What is needed —
Print every one of the following items verbatim, reproducing each line without alteration.

Provided material —
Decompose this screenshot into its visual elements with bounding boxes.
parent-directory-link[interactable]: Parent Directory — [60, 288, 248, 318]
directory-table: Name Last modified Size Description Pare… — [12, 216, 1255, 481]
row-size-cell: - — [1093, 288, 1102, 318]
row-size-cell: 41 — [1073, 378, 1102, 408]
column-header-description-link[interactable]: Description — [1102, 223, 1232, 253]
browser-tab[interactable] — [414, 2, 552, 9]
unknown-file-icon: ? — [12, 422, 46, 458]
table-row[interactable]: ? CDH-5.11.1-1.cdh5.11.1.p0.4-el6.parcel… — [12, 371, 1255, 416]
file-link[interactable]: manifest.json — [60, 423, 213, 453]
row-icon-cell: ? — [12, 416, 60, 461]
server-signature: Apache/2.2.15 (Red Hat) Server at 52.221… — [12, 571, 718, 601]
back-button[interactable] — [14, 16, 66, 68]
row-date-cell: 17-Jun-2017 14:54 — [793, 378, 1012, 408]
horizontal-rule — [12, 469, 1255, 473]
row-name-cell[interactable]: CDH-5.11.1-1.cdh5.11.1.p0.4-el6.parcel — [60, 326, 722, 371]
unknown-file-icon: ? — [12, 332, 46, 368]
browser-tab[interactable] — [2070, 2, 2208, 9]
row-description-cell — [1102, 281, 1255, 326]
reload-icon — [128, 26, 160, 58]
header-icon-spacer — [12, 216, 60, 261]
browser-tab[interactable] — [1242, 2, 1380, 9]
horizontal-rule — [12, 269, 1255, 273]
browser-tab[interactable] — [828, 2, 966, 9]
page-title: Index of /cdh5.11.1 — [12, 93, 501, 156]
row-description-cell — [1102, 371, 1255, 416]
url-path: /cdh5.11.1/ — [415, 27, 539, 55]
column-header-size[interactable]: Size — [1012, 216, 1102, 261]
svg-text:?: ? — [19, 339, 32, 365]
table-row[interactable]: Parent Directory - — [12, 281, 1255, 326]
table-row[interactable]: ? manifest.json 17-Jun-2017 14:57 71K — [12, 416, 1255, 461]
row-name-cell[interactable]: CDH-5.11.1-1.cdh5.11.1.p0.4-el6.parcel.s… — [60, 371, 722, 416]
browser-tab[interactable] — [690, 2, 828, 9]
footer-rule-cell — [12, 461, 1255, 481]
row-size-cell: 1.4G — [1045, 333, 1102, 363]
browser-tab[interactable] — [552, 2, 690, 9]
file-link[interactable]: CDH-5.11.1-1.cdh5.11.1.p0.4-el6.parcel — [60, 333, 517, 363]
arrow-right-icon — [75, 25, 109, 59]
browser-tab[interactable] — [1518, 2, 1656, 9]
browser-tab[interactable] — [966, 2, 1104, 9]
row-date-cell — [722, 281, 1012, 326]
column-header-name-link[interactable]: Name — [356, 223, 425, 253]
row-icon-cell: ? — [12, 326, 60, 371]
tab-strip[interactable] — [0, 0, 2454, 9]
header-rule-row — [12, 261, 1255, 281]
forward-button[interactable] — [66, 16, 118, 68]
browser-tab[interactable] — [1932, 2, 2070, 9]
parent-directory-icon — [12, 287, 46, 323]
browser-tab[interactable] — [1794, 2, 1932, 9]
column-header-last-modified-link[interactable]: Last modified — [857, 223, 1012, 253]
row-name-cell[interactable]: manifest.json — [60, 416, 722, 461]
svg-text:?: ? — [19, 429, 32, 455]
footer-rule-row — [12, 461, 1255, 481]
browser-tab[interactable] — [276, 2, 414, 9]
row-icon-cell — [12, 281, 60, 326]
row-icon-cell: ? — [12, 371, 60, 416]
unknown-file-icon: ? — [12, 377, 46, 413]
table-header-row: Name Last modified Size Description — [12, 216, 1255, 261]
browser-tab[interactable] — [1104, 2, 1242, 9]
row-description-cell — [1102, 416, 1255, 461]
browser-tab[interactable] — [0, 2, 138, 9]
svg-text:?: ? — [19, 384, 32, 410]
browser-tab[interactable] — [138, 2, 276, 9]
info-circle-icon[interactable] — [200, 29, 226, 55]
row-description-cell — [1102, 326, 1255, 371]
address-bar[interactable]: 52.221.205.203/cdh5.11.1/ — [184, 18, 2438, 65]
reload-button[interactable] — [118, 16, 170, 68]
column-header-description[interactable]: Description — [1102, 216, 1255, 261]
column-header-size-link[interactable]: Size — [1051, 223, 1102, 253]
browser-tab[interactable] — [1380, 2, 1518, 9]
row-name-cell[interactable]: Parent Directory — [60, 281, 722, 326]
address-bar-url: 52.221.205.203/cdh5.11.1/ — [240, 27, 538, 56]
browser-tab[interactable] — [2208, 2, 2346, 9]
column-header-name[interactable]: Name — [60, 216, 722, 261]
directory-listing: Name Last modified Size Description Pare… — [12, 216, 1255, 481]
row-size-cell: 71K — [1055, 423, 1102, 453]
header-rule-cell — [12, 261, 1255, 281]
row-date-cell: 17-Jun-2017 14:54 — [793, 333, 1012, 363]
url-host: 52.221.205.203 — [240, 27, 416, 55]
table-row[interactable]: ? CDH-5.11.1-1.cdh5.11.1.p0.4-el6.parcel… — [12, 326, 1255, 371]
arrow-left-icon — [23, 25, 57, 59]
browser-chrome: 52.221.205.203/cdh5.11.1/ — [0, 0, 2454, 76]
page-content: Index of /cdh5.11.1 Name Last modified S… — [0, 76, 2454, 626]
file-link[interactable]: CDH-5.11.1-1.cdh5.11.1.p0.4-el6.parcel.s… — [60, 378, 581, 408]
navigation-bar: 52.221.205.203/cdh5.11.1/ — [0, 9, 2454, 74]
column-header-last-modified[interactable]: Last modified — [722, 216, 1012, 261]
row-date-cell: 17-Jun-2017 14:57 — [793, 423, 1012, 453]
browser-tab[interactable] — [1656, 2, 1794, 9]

Full answer —
Decompose this screenshot into its visual elements with bounding boxes.
parent-directory-link[interactable]: Parent Directory — [60, 288, 248, 318]
directory-table: Name Last modified Size Description Pare… — [12, 216, 1255, 481]
row-size-cell: - — [1093, 288, 1102, 318]
row-size-cell: 41 — [1073, 378, 1102, 408]
column-header-description-link[interactable]: Description — [1102, 223, 1232, 253]
browser-tab[interactable] — [414, 2, 552, 9]
unknown-file-icon: ? — [12, 422, 46, 458]
table-row[interactable]: ? CDH-5.11.1-1.cdh5.11.1.p0.4-el6.parcel… — [12, 371, 1255, 416]
file-link[interactable]: manifest.json — [60, 423, 213, 453]
row-icon-cell: ? — [12, 416, 60, 461]
server-signature: Apache/2.2.15 (Red Hat) Server at 52.221… — [12, 571, 718, 601]
back-button[interactable] — [14, 16, 66, 68]
row-date-cell: 17-Jun-2017 14:54 — [793, 378, 1012, 408]
horizontal-rule — [12, 469, 1255, 473]
row-name-cell[interactable]: CDH-5.11.1-1.cdh5.11.1.p0.4-el6.parcel — [60, 326, 722, 371]
unknown-file-icon: ? — [12, 332, 46, 368]
browser-tab[interactable] — [2070, 2, 2208, 9]
row-description-cell — [1102, 281, 1255, 326]
reload-icon — [128, 26, 160, 58]
header-icon-spacer — [12, 216, 60, 261]
browser-tab[interactable] — [1242, 2, 1380, 9]
horizontal-rule — [12, 269, 1255, 273]
browser-tab[interactable] — [828, 2, 966, 9]
page-title: Index of /cdh5.11.1 — [12, 93, 501, 156]
row-description-cell — [1102, 371, 1255, 416]
url-path: /cdh5.11.1/ — [415, 27, 539, 55]
column-header-size[interactable]: Size — [1012, 216, 1102, 261]
svg-text:?: ? — [19, 339, 32, 365]
table-row[interactable]: Parent Directory - — [12, 281, 1255, 326]
table-row[interactable]: ? manifest.json 17-Jun-2017 14:57 71K — [12, 416, 1255, 461]
row-name-cell[interactable]: CDH-5.11.1-1.cdh5.11.1.p0.4-el6.parcel.s… — [60, 371, 722, 416]
browser-tab[interactable] — [690, 2, 828, 9]
footer-rule-cell — [12, 461, 1255, 481]
row-size-cell: 1.4G — [1045, 333, 1102, 363]
browser-tab[interactable] — [552, 2, 690, 9]
file-link[interactable]: CDH-5.11.1-1.cdh5.11.1.p0.4-el6.parcel — [60, 333, 517, 363]
arrow-right-icon — [75, 25, 109, 59]
browser-tab[interactable] — [1518, 2, 1656, 9]
browser-tab[interactable] — [966, 2, 1104, 9]
row-date-cell — [722, 281, 1012, 326]
column-header-name-link[interactable]: Name — [356, 223, 425, 253]
row-icon-cell: ? — [12, 326, 60, 371]
tab-strip[interactable] — [0, 0, 2454, 9]
header-rule-row — [12, 261, 1255, 281]
forward-button[interactable] — [66, 16, 118, 68]
browser-tab[interactable] — [1932, 2, 2070, 9]
parent-directory-icon — [12, 287, 46, 323]
browser-tab[interactable] — [1794, 2, 1932, 9]
column-header-last-modified-link[interactable]: Last modified — [857, 223, 1012, 253]
row-name-cell[interactable]: manifest.json — [60, 416, 722, 461]
svg-text:?: ? — [19, 429, 32, 455]
footer-rule-row — [12, 461, 1255, 481]
browser-tab[interactable] — [276, 2, 414, 9]
row-icon-cell — [12, 281, 60, 326]
row-icon-cell: ? — [12, 371, 60, 416]
unknown-file-icon: ? — [12, 377, 46, 413]
table-header-row: Name Last modified Size Description — [12, 216, 1255, 261]
browser-tab[interactable] — [1104, 2, 1242, 9]
row-description-cell — [1102, 416, 1255, 461]
browser-tab[interactable] — [0, 2, 138, 9]
svg-text:?: ? — [19, 384, 32, 410]
browser-tab[interactable] — [138, 2, 276, 9]
info-circle-icon[interactable] — [200, 29, 226, 55]
row-description-cell — [1102, 326, 1255, 371]
address-bar[interactable]: 52.221.205.203/cdh5.11.1/ — [184, 18, 2438, 65]
reload-button[interactable] — [118, 16, 170, 68]
column-header-description[interactable]: Description — [1102, 216, 1255, 261]
column-header-size-link[interactable]: Size — [1051, 223, 1102, 253]
browser-tab[interactable] — [1380, 2, 1518, 9]
row-name-cell[interactable]: Parent Directory — [60, 281, 722, 326]
address-bar-url: 52.221.205.203/cdh5.11.1/ — [240, 27, 538, 56]
browser-tab[interactable] — [2208, 2, 2346, 9]
column-header-name[interactable]: Name — [60, 216, 722, 261]
directory-listing: Name Last modified Size Description Pare… — [12, 216, 1255, 481]
row-size-cell: 71K — [1055, 423, 1102, 453]
header-rule-cell — [12, 261, 1255, 281]
row-date-cell: 17-Jun-2017 14:54 — [793, 333, 1012, 363]
url-host: 52.221.205.203 — [240, 27, 416, 55]
table-row[interactable]: ? CDH-5.11.1-1.cdh5.11.1.p0.4-el6.parcel… — [12, 326, 1255, 371]
arrow-left-icon — [23, 25, 57, 59]
browser-chrome: 52.221.205.203/cdh5.11.1/ — [0, 0, 2454, 76]
page-content: Index of /cdh5.11.1 Name Last modified S… — [0, 76, 2454, 626]
file-link[interactable]: CDH-5.11.1-1.cdh5.11.1.p0.4-el6.parcel.s… — [60, 378, 581, 408]
navigation-bar: 52.221.205.203/cdh5.11.1/ — [0, 9, 2454, 74]
column-header-last-modified[interactable]: Last modified — [722, 216, 1012, 261]
row-date-cell: 17-Jun-2017 14:57 — [793, 423, 1012, 453]
browser-tab[interactable] — [1656, 2, 1794, 9]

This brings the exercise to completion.